::: LISTED RECORDS :::
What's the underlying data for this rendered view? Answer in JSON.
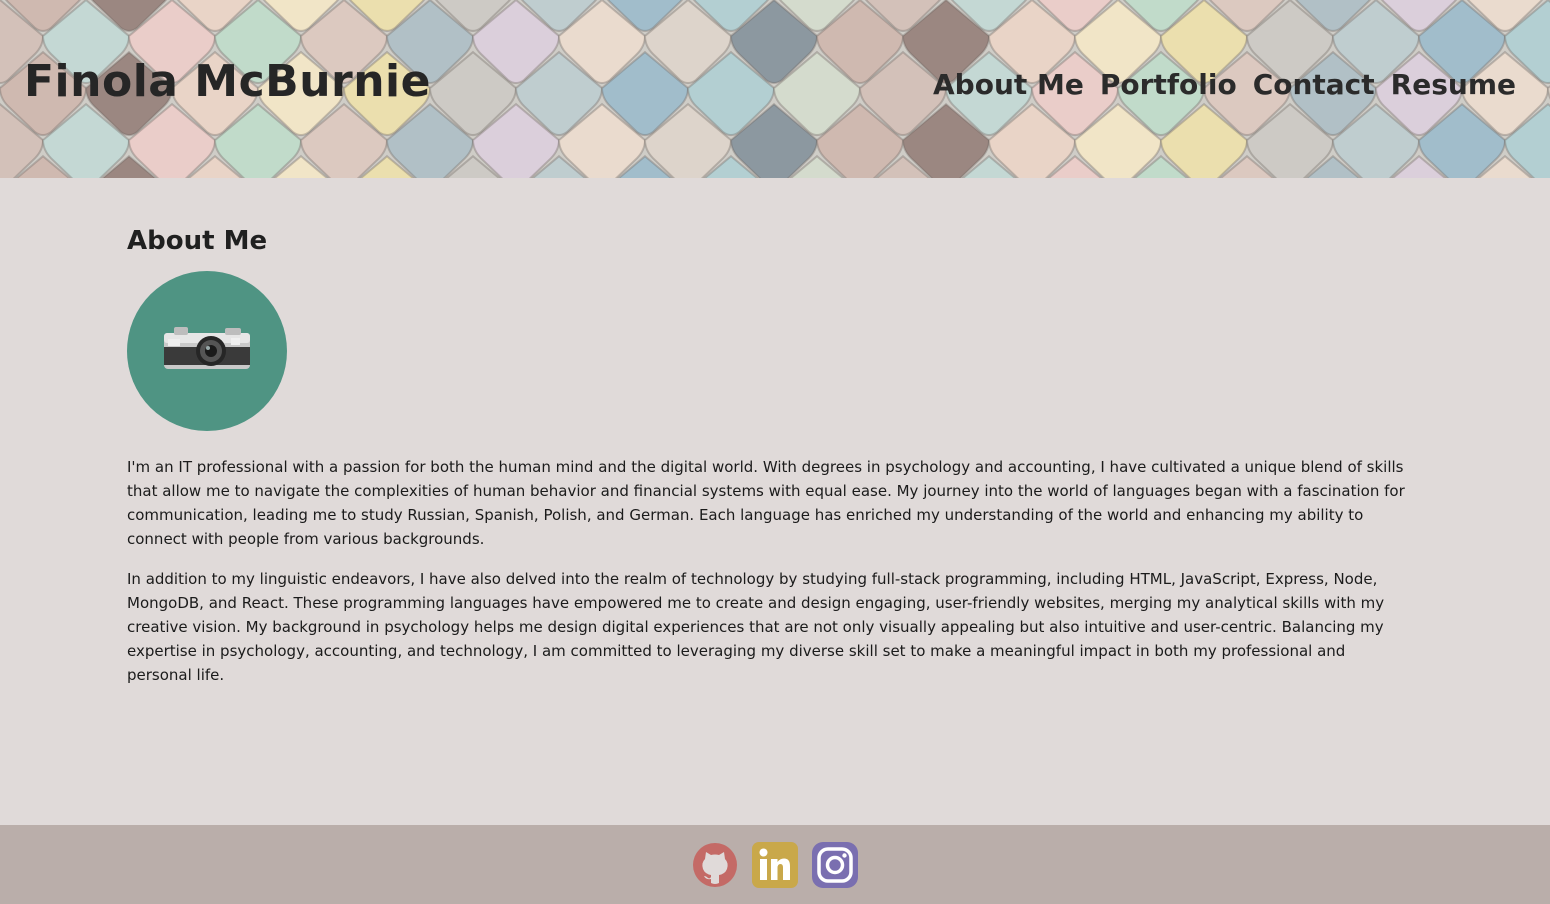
{
  "header": {
    "title": "Finola McBurnie",
    "nav": [
      "About Me",
      "Portfolio",
      "Contact",
      "Resume"
    ]
  },
  "about": {
    "heading": "About Me",
    "avatar_icon": "camera-icon",
    "paragraphs": [
      "I'm an IT professional with a passion for both the human mind and the digital world. With degrees in psychology and accounting, I have cultivated a unique blend of skills that allow me to navigate the complexities of human behavior and financial systems with equal ease. My journey into the world of languages began with a fascination for communication, leading me to study Russian, Spanish, Polish, and German. Each language has enriched my understanding of the world and enhancing my ability to connect with people from various backgrounds.",
      "In addition to my linguistic endeavors, I have also delved into the realm of technology by studying full-stack programming, including HTML, JavaScript, Express, Node, MongoDB, and React. These programming languages have empowered me to create and design engaging, user-friendly websites, merging my analytical skills with my creative vision. My background in psychology helps me design digital experiences that are not only visually appealing but also intuitive and user-centric. Balancing my expertise in psychology, accounting, and technology, I am committed to leveraging my diverse skill set to make a meaningful impact in both my professional and personal life."
    ]
  },
  "footer": {
    "links": [
      {
        "icon": "github-icon",
        "color": "#c46a66"
      },
      {
        "icon": "linkedin-icon",
        "color": "#c9a84a",
        "text": "in"
      },
      {
        "icon": "instagram-icon",
        "color": "#7a6fb0"
      }
    ]
  },
  "colors": {
    "background": "#e0dad9",
    "footer": "#baaeaa",
    "avatar_bg": "#4f9483"
  }
}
:::
- PROBLEM STATEMENT -
Transcribe the full listing character for character. Pictures are excluded.

- ANSWER TO THIS PROBLEM -
What's the underlying data for this rendered view? Answer in JSON.
{
  "header": {
    "title": "Finola McBurnie",
    "nav": [
      "About Me",
      "Portfolio",
      "Contact",
      "Resume"
    ]
  },
  "about": {
    "heading": "About Me",
    "avatar_icon": "camera-icon",
    "paragraphs": [
      "I'm an IT professional with a passion for both the human mind and the digital world. With degrees in psychology and accounting, I have cultivated a unique blend of skills that allow me to navigate the complexities of human behavior and financial systems with equal ease. My journey into the world of languages began with a fascination for communication, leading me to study Russian, Spanish, Polish, and German. Each language has enriched my understanding of the world and enhancing my ability to connect with people from various backgrounds.",
      "In addition to my linguistic endeavors, I have also delved into the realm of technology by studying full-stack programming, including HTML, JavaScript, Express, Node, MongoDB, and React. These programming languages have empowered me to create and design engaging, user-friendly websites, merging my analytical skills with my creative vision. My background in psychology helps me design digital experiences that are not only visually appealing but also intuitive and user-centric. Balancing my expertise in psychology, accounting, and technology, I am committed to leveraging my diverse skill set to make a meaningful impact in both my professional and personal life."
    ]
  },
  "footer": {
    "links": [
      {
        "icon": "github-icon",
        "color": "#c46a66"
      },
      {
        "icon": "linkedin-icon",
        "color": "#c9a84a",
        "text": "in"
      },
      {
        "icon": "instagram-icon",
        "color": "#7a6fb0"
      }
    ]
  },
  "colors": {
    "background": "#e0dad9",
    "footer": "#baaeaa",
    "avatar_bg": "#4f9483"
  }
}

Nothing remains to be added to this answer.